Assigned task: Copy out the full blog excerpt on Akka actors, including its comments, word for word.
** Opening Page excerpt block **
Asynchronous message based implementations decouple the end points, do not block and offer more manageability in distribution of your system. Typical implementations of actor based models are very lightweight. Akka actors take around 600 bytes which means that you can have millions of actors even in a commodity machine. Akka supports various types of message passing semantics which you can use to organize interactions between your collaborating objects.
In the next post we will see how the Repository interacts with Domain Services to implement client request handling. And yeah, you got it right - we will use more of Akka actors.
11 comments:
Great blog post!
I will use these thoughts when I implement my next project.
//Henrik
I've been playing with some of the same ideas. Although my experimentation has been along the lines of trying to implement DDD with CQRS.
** Closing Page excerpt block **
** Opening Dataset block **
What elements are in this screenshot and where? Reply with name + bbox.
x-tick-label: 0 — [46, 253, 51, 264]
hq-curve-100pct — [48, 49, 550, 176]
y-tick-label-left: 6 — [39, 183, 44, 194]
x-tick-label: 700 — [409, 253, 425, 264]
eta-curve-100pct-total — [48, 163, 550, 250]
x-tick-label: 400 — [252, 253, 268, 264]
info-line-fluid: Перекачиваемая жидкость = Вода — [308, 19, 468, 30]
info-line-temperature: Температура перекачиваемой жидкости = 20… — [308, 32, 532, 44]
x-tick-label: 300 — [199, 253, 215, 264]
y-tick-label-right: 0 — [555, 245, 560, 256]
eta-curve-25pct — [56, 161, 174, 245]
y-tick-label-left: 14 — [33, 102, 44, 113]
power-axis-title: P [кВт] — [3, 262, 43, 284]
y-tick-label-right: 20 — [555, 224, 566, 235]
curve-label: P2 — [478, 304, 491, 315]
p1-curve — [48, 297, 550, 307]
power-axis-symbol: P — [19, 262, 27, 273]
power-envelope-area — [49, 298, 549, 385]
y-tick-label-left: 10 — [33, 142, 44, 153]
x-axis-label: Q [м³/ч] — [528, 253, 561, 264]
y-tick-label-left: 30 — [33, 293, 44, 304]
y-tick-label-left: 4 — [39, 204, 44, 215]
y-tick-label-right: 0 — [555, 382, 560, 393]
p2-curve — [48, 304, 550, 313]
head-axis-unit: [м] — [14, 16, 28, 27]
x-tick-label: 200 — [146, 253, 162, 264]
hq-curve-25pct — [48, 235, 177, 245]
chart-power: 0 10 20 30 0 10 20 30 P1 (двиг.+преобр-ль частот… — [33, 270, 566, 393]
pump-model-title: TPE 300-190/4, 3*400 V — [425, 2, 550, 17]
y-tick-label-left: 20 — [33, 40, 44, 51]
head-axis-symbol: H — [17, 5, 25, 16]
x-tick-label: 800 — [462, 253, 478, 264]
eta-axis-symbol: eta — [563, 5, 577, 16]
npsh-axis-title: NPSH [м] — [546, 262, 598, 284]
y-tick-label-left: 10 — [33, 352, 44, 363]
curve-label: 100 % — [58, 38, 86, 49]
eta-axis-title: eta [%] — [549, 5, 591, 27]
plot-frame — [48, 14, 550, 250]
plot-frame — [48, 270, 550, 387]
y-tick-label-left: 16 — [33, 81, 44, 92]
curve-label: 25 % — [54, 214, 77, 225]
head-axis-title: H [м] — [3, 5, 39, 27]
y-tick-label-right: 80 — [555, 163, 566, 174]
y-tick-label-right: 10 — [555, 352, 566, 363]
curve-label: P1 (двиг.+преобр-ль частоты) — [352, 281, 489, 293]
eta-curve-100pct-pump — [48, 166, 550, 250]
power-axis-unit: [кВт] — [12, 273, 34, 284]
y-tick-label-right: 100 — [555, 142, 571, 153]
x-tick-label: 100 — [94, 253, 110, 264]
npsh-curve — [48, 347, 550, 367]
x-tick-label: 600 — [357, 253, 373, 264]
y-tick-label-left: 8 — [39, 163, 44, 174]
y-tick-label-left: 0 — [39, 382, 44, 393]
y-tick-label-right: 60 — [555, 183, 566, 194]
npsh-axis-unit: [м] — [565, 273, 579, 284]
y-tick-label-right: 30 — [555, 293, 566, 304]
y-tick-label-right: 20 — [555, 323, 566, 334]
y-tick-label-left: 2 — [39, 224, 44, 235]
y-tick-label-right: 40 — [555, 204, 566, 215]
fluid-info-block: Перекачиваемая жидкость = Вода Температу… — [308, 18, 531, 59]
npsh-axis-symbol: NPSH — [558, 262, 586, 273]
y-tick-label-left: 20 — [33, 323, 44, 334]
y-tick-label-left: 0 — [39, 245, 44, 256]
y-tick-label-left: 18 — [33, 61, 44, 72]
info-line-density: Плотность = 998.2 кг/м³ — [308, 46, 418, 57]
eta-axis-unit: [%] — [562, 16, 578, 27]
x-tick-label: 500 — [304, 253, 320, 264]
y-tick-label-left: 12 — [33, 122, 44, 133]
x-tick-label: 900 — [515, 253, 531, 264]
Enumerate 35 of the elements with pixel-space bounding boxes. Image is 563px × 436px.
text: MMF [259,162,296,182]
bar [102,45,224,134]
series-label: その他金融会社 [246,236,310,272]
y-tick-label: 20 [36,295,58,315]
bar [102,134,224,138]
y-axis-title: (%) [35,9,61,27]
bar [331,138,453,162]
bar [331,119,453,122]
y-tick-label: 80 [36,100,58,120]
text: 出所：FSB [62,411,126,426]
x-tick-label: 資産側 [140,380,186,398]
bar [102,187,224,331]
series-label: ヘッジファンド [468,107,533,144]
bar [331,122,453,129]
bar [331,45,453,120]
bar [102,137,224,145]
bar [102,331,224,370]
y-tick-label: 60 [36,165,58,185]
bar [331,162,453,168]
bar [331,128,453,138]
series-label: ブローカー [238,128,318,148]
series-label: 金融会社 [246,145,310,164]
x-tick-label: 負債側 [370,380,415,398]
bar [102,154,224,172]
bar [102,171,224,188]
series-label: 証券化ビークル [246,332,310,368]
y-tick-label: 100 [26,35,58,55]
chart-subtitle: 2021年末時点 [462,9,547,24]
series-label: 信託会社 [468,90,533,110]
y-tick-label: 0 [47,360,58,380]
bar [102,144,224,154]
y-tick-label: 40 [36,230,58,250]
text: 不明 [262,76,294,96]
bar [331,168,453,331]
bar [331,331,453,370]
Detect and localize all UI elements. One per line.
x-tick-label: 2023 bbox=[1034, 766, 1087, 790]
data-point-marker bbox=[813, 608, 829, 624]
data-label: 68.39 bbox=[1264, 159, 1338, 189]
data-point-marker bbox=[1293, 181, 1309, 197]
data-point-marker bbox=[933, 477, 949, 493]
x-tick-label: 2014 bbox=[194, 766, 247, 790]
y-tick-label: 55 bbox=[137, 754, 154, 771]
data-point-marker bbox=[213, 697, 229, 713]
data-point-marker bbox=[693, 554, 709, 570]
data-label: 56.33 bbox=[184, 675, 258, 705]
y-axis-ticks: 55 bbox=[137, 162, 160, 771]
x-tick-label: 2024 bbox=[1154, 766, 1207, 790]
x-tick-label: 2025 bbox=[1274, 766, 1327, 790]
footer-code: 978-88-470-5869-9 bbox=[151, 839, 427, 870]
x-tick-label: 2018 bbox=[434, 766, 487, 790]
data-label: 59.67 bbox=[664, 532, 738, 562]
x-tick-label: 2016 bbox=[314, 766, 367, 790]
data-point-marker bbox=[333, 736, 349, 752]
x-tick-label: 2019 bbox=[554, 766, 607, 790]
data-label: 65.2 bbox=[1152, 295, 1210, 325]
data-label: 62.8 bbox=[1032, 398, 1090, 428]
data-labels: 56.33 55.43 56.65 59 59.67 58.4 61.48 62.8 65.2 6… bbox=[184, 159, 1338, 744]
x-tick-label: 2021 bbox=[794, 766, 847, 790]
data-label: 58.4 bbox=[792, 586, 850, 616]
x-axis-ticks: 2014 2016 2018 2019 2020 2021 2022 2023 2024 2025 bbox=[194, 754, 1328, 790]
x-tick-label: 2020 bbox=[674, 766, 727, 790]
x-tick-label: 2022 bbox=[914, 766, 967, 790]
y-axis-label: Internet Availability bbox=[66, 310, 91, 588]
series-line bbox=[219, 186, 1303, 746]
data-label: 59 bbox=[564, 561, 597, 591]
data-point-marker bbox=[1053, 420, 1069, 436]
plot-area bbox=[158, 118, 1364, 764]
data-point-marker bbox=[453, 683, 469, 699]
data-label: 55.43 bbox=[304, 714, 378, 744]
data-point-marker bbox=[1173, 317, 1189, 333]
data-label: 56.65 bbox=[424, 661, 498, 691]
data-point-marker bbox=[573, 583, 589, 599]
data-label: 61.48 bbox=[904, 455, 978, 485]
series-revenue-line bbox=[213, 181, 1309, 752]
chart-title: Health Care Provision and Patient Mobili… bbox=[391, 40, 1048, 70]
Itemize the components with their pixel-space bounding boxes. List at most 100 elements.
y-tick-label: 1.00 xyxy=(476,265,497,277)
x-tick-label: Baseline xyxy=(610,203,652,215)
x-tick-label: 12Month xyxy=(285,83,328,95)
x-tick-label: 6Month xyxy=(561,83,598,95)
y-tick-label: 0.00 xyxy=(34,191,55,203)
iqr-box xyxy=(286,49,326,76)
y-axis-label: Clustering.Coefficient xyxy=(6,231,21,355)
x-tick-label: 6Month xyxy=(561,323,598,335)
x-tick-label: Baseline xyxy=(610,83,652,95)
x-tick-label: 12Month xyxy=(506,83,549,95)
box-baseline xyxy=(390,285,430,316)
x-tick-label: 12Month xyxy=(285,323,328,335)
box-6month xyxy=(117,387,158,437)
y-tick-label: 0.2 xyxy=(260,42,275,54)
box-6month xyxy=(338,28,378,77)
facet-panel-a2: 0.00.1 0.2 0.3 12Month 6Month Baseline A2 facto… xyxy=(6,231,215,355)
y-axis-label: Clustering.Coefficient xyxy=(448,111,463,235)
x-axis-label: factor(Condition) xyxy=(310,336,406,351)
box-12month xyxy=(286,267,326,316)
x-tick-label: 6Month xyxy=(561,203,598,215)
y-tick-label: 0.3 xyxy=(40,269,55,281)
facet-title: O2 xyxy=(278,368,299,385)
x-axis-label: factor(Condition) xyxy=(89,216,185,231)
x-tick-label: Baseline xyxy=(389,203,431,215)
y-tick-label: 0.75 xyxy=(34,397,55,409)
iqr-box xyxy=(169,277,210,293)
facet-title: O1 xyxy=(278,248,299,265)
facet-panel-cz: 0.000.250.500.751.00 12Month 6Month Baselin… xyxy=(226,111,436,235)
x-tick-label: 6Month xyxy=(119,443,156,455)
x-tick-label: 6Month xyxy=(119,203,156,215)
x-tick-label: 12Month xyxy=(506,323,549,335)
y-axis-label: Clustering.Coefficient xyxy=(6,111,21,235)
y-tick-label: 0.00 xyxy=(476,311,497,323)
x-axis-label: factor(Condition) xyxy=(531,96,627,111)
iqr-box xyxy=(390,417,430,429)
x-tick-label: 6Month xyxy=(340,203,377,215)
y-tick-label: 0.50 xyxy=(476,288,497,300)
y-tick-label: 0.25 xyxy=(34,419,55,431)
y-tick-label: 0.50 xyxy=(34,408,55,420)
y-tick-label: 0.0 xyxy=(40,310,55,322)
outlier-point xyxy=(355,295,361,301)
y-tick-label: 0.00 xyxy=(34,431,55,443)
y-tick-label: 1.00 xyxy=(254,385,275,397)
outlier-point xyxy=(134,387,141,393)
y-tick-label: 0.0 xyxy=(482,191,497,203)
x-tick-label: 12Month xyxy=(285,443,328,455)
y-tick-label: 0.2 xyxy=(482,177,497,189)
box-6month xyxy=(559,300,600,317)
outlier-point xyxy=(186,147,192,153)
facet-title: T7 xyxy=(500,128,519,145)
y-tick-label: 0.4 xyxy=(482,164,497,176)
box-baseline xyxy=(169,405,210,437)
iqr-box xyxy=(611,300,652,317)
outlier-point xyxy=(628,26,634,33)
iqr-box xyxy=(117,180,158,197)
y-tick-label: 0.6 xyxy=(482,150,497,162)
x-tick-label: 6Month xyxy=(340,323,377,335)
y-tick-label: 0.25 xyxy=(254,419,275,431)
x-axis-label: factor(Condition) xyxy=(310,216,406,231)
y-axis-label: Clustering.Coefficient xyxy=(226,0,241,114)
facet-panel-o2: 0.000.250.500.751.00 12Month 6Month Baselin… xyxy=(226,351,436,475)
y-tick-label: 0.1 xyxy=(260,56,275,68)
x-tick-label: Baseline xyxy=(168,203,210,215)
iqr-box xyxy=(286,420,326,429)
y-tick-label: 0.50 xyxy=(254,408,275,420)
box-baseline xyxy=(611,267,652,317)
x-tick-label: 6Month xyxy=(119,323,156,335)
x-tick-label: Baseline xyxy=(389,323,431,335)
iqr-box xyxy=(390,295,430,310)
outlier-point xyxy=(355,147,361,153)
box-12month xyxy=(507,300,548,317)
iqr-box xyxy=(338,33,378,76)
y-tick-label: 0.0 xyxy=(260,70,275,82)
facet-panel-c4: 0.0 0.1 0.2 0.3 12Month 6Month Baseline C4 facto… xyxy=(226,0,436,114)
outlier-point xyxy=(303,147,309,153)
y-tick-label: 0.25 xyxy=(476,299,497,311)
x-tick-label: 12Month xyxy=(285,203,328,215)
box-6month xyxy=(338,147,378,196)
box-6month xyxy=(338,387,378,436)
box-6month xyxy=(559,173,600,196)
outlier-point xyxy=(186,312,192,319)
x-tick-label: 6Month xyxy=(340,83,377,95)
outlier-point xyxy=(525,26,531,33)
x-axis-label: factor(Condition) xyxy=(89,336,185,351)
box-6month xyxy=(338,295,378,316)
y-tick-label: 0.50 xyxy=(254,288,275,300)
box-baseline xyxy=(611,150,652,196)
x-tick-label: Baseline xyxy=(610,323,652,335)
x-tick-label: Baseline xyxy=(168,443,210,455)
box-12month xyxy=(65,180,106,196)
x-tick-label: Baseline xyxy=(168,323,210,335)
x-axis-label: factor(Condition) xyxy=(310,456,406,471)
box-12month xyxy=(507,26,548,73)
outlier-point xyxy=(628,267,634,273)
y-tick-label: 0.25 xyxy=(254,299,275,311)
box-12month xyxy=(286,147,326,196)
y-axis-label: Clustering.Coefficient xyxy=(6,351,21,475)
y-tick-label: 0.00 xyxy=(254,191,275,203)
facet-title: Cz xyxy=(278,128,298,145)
** Closing Dataset block **
Solved problem:
Asynchronous message based implementations decouple the end points, do not block and offer more manageability in distribution of your system. Typical implementations of actor based models are very lightweight. Akka actors take around 600 bytes which means that you can have millions of actors even in a commodity machine. Akka supports various types of message passing semantics which you can use to organize interactions between your collaborating objects.
In the next post we will see how the Repository interacts with Domain Services to implement client request handling. And yeah, you got it right - we will use more of Akka actors.
11 comments:
Great blog post!
I will use these thoughts when I implement my next project.
//Henrik
I've been playing with some of the same ideas. Although my experimentation has been along the lines of trying to implement DDD with CQRS.